### [What to produce]
Copy out each line below that has the word "Rainfall" in it.

### [Records for processing]
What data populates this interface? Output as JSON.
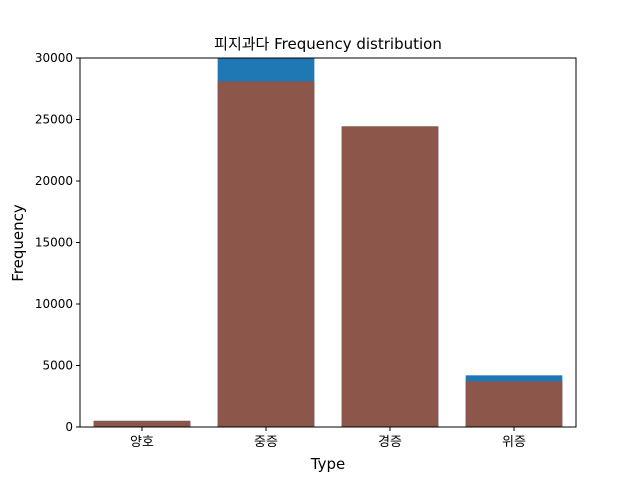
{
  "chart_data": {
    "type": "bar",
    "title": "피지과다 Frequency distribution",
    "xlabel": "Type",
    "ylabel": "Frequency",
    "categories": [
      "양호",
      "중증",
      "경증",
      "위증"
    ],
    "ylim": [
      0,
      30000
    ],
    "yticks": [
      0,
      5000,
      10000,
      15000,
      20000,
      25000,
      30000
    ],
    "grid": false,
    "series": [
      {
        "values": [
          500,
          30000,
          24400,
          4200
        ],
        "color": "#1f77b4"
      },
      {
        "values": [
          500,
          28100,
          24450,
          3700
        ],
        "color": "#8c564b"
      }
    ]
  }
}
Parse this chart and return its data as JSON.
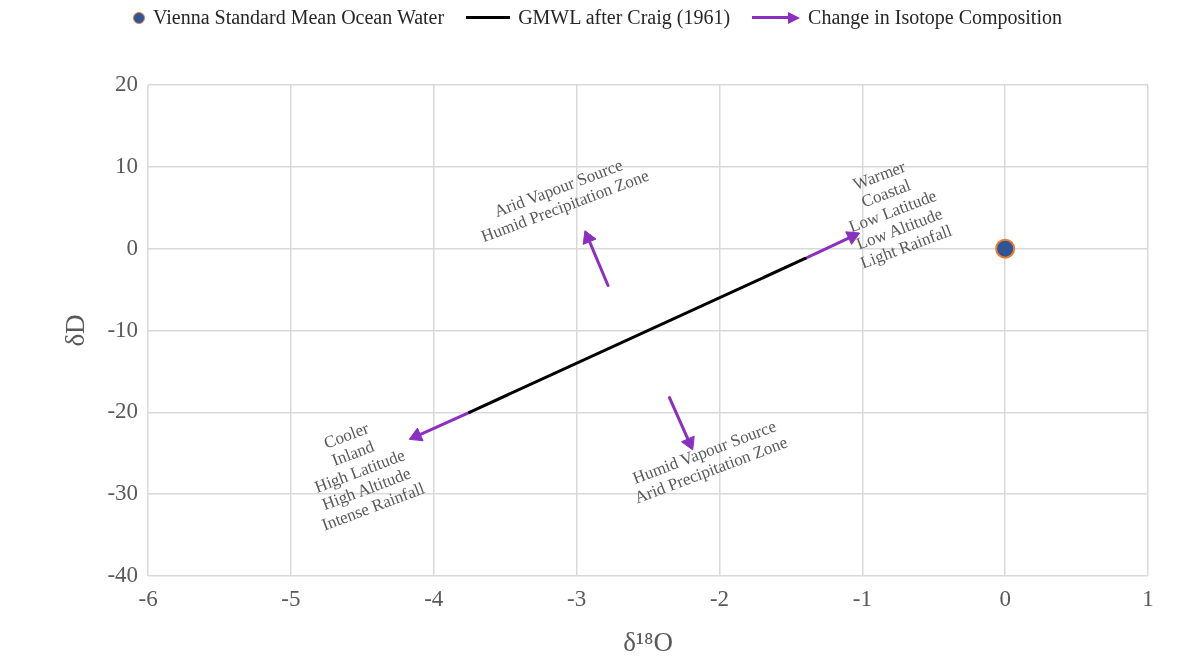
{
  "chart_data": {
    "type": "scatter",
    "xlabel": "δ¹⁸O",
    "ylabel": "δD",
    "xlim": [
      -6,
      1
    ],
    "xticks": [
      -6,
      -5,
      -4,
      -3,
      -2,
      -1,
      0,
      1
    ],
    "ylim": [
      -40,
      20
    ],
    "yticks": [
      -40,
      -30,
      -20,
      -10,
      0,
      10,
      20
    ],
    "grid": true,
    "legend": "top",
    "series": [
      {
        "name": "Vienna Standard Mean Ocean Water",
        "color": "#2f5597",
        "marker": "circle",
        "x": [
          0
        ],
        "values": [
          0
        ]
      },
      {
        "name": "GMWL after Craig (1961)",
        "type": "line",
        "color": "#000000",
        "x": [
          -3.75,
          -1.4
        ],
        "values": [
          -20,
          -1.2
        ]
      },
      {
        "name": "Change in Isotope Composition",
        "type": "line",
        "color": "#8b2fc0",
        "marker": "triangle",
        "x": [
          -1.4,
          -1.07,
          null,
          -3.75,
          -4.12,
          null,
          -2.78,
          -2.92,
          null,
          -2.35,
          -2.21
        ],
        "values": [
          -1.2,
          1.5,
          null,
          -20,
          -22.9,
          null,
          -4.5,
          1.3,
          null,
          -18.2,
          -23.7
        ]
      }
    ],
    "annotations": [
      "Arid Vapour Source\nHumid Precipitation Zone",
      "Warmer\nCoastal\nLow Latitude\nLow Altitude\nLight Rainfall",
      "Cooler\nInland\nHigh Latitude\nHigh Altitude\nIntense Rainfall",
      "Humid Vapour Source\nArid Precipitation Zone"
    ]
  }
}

### [Solution for this task]
      "Warmer\nCoastal\nLow Latitude\nLow Altitude\nLight Rainfall",
      "Cooler\nInland\nHigh Latitude\nHigh Altitude\nIntense Rainfall",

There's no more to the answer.